## TASK TO CARRY OUT
Copy each line below without leaving any out.

►

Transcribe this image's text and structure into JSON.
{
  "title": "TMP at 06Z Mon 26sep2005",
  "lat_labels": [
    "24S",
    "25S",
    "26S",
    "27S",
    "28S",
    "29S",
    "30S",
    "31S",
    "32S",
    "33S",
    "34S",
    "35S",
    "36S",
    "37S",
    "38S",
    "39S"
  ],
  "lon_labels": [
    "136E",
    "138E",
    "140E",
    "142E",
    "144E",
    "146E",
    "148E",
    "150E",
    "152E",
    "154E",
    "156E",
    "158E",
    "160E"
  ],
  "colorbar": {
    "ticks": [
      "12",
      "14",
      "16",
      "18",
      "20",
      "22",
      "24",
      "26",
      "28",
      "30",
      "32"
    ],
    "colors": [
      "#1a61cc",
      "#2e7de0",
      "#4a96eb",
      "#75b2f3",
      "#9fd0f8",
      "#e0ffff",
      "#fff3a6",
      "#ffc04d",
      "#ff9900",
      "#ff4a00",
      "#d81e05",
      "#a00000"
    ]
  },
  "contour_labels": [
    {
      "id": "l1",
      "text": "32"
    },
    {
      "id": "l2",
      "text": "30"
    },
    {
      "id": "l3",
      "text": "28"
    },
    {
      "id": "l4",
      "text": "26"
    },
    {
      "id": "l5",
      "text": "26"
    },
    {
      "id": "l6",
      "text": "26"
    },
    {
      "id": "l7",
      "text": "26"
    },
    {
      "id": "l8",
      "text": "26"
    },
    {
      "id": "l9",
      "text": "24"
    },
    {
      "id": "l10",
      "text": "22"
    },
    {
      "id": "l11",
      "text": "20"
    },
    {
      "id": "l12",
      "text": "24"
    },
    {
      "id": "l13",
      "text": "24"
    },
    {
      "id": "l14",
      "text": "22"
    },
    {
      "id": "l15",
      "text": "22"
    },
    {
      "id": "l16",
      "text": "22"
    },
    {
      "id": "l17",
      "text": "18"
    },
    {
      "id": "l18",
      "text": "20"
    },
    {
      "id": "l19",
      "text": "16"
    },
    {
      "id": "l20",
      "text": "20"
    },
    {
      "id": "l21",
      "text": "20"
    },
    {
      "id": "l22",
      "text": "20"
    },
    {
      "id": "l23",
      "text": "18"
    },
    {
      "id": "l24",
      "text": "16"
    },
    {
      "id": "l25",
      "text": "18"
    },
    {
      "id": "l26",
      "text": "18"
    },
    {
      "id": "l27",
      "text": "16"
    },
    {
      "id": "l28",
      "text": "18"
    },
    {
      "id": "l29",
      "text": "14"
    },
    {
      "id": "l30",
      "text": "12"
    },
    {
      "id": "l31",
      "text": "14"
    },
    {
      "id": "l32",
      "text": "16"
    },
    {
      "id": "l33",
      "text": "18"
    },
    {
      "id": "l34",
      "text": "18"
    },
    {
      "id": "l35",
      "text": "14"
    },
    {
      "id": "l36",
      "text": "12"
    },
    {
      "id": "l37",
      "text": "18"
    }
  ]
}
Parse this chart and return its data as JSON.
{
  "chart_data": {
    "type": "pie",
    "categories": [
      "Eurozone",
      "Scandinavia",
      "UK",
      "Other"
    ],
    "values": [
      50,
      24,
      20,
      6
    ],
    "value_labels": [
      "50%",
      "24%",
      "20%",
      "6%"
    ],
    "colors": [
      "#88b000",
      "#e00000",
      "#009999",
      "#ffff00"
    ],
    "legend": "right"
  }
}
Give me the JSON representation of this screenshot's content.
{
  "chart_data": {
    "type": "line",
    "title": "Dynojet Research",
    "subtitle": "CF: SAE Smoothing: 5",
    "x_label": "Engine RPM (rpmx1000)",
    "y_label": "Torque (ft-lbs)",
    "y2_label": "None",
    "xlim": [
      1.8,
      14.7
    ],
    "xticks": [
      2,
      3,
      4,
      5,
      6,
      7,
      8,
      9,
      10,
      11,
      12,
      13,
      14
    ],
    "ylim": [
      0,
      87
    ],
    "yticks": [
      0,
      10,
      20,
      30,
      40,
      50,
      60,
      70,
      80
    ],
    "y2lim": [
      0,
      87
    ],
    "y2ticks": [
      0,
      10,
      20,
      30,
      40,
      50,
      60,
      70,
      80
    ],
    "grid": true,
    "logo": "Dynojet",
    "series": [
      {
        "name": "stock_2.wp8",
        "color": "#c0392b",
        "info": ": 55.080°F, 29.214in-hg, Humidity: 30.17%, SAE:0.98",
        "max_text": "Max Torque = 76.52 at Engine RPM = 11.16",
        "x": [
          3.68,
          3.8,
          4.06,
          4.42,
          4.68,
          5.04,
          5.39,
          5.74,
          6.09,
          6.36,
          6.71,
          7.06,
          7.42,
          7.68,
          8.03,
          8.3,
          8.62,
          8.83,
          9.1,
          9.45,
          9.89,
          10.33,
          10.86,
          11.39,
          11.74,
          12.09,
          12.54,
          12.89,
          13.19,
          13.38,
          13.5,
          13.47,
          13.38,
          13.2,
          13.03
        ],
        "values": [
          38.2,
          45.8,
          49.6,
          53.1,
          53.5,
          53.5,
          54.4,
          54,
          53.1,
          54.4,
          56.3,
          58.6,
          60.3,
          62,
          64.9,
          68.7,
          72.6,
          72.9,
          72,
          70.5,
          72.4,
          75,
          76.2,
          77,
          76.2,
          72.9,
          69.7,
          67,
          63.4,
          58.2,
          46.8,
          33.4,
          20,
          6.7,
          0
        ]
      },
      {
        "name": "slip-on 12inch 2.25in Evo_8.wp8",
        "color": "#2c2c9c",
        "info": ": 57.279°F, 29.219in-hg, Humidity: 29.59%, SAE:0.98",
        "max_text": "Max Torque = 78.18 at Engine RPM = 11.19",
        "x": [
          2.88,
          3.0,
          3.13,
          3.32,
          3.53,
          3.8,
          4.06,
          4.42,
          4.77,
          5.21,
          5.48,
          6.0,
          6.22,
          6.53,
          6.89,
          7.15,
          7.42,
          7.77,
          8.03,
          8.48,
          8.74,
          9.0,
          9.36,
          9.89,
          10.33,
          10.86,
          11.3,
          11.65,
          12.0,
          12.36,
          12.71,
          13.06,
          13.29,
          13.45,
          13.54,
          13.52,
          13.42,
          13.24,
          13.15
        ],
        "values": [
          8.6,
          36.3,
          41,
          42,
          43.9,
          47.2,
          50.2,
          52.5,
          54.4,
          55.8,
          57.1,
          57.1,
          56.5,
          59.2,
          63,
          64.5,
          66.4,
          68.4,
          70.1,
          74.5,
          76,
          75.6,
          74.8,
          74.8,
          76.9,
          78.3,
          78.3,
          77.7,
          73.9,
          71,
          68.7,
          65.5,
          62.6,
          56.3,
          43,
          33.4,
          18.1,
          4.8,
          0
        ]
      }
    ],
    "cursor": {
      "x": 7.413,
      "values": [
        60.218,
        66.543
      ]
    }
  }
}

◄

## THE OUTPUT
Transcribe this image's text and structure into JSON.
{
  "title": "TMP at 06Z Mon 26sep2005",
  "lat_labels": [
    "24S",
    "25S",
    "26S",
    "27S",
    "28S",
    "29S",
    "30S",
    "31S",
    "32S",
    "33S",
    "34S",
    "35S",
    "36S",
    "37S",
    "38S",
    "39S"
  ],
  "lon_labels": [
    "136E",
    "138E",
    "140E",
    "142E",
    "144E",
    "146E",
    "148E",
    "150E",
    "152E",
    "154E",
    "156E",
    "158E",
    "160E"
  ],
  "colorbar": {
    "ticks": [
      "12",
      "14",
      "16",
      "18",
      "20",
      "22",
      "24",
      "26",
      "28",
      "30",
      "32"
    ],
    "colors": [
      "#1a61cc",
      "#2e7de0",
      "#4a96eb",
      "#75b2f3",
      "#9fd0f8",
      "#e0ffff",
      "#fff3a6",
      "#ffc04d",
      "#ff9900",
      "#ff4a00",
      "#d81e05",
      "#a00000"
    ]
  },
  "contour_labels": [
    {
      "id": "l1",
      "text": "32"
    },
    {
      "id": "l2",
      "text": "30"
    },
    {
      "id": "l3",
      "text": "28"
    },
    {
      "id": "l4",
      "text": "26"
    },
    {
      "id": "l5",
      "text": "26"
    },
    {
      "id": "l6",
      "text": "26"
    },
    {
      "id": "l7",
      "text": "26"
    },
    {
      "id": "l8",
      "text": "26"
    },
    {
      "id": "l9",
      "text": "24"
    },
    {
      "id": "l10",
      "text": "22"
    },
    {
      "id": "l11",
      "text": "20"
    },
    {
      "id": "l12",
      "text": "24"
    },
    {
      "id": "l13",
      "text": "24"
    },
    {
      "id": "l14",
      "text": "22"
    },
    {
      "id": "l15",
      "text": "22"
    },
    {
      "id": "l16",
      "text": "22"
    },
    {
      "id": "l17",
      "text": "18"
    },
    {
      "id": "l18",
      "text": "20"
    },
    {
      "id": "l19",
      "text": "16"
    },
    {
      "id": "l20",
      "text": "20"
    },
    {
      "id": "l21",
      "text": "20"
    },
    {
      "id": "l22",
      "text": "20"
    },
    {
      "id": "l23",
      "text": "18"
    },
    {
      "id": "l24",
      "text": "16"
    },
    {
      "id": "l25",
      "text": "18"
    },
    {
      "id": "l26",
      "text": "18"
    },
    {
      "id": "l27",
      "text": "16"
    },
    {
      "id": "l28",
      "text": "18"
    },
    {
      "id": "l29",
      "text": "14"
    },
    {
      "id": "l30",
      "text": "12"
    },
    {
      "id": "l31",
      "text": "14"
    },
    {
      "id": "l32",
      "text": "16"
    },
    {
      "id": "l33",
      "text": "18"
    },
    {
      "id": "l34",
      "text": "18"
    },
    {
      "id": "l35",
      "text": "14"
    },
    {
      "id": "l36",
      "text": "12"
    },
    {
      "id": "l37",
      "text": "18"
    }
  ]
}
Parse this chart and return its data as JSON.
{
  "chart_data": {
    "type": "pie",
    "categories": [
      "Eurozone",
      "Scandinavia",
      "UK",
      "Other"
    ],
    "values": [
      50,
      24,
      20,
      6
    ],
    "value_labels": [
      "50%",
      "24%",
      "20%",
      "6%"
    ],
    "colors": [
      "#88b000",
      "#e00000",
      "#009999",
      "#ffff00"
    ],
    "legend": "right"
  }
}
Give me the JSON representation of this screenshot's content.
{
  "chart_data": {
    "type": "line",
    "title": "Dynojet Research",
    "subtitle": "CF: SAE Smoothing: 5",
    "x_label": "Engine RPM (rpmx1000)",
    "y_label": "Torque (ft-lbs)",
    "y2_label": "None",
    "xlim": [
      1.8,
      14.7
    ],
    "xticks": [
      2,
      3,
      4,
      5,
      6,
      7,
      8,
      9,
      10,
      11,
      12,
      13,
      14
    ],
    "ylim": [
      0,
      87
    ],
    "yticks": [
      0,
      10,
      20,
      30,
      40,
      50,
      60,
      70,
      80
    ],
    "y2lim": [
      0,
      87
    ],
    "y2ticks": [
      0,
      10,
      20,
      30,
      40,
      50,
      60,
      70,
      80
    ],
    "grid": true,
    "logo": "Dynojet",
    "series": [
      {
        "name": "stock_2.wp8",
        "color": "#c0392b",
        "info": ": 55.080°F, 29.214in-hg, Humidity: 30.17%, SAE:0.98",
        "max_text": "Max Torque = 76.52 at Engine RPM = 11.16",
        "x": [
          3.68,
          3.8,
          4.06,
          4.42,
          4.68,
          5.04,
          5.39,
          5.74,
          6.09,
          6.36,
          6.71,
          7.06,
          7.42,
          7.68,
          8.03,
          8.3,
          8.62,
          8.83,
          9.1,
          9.45,
          9.89,
          10.33,
          10.86,
          11.39,
          11.74,
          12.09,
          12.54,
          12.89,
          13.19,
          13.38,
          13.5,
          13.47,
          13.38,
          13.2,
          13.03
        ],
        "values": [
          38.2,
          45.8,
          49.6,
          53.1,
          53.5,
          53.5,
          54.4,
          54,
          53.1,
          54.4,
          56.3,
          58.6,
          60.3,
          62,
          64.9,
          68.7,
          72.6,
          72.9,
          72,
          70.5,
          72.4,
          75,
          76.2,
          77,
          76.2,
          72.9,
          69.7,
          67,
          63.4,
          58.2,
          46.8,
          33.4,
          20,
          6.7,
          0
        ]
      },
      {
        "name": "slip-on 12inch 2.25in Evo_8.wp8",
        "color": "#2c2c9c",
        "info": ": 57.279°F, 29.219in-hg, Humidity: 29.59%, SAE:0.98",
        "max_text": "Max Torque = 78.18 at Engine RPM = 11.19",
        "x": [
          2.88,
          3.0,
          3.13,
          3.32,
          3.53,
          3.8,
          4.06,
          4.42,
          4.77,
          5.21,
          5.48,
          6.0,
          6.22,
          6.53,
          6.89,
          7.15,
          7.42,
          7.77,
          8.03,
          8.48,
          8.74,
          9.0,
          9.36,
          9.89,
          10.33,
          10.86,
          11.3,
          11.65,
          12.0,
          12.36,
          12.71,
          13.06,
          13.29,
          13.45,
          13.54,
          13.52,
          13.42,
          13.24,
          13.15
        ],
        "values": [
          8.6,
          36.3,
          41,
          42,
          43.9,
          47.2,
          50.2,
          52.5,
          54.4,
          55.8,
          57.1,
          57.1,
          56.5,
          59.2,
          63,
          64.5,
          66.4,
          68.4,
          70.1,
          74.5,
          76,
          75.6,
          74.8,
          74.8,
          76.9,
          78.3,
          78.3,
          77.7,
          73.9,
          71,
          68.7,
          65.5,
          62.6,
          56.3,
          43,
          33.4,
          18.1,
          4.8,
          0
        ]
      }
    ],
    "cursor": {
      "x": 7.413,
      "values": [
        60.218,
        66.543
      ]
    }
  }
}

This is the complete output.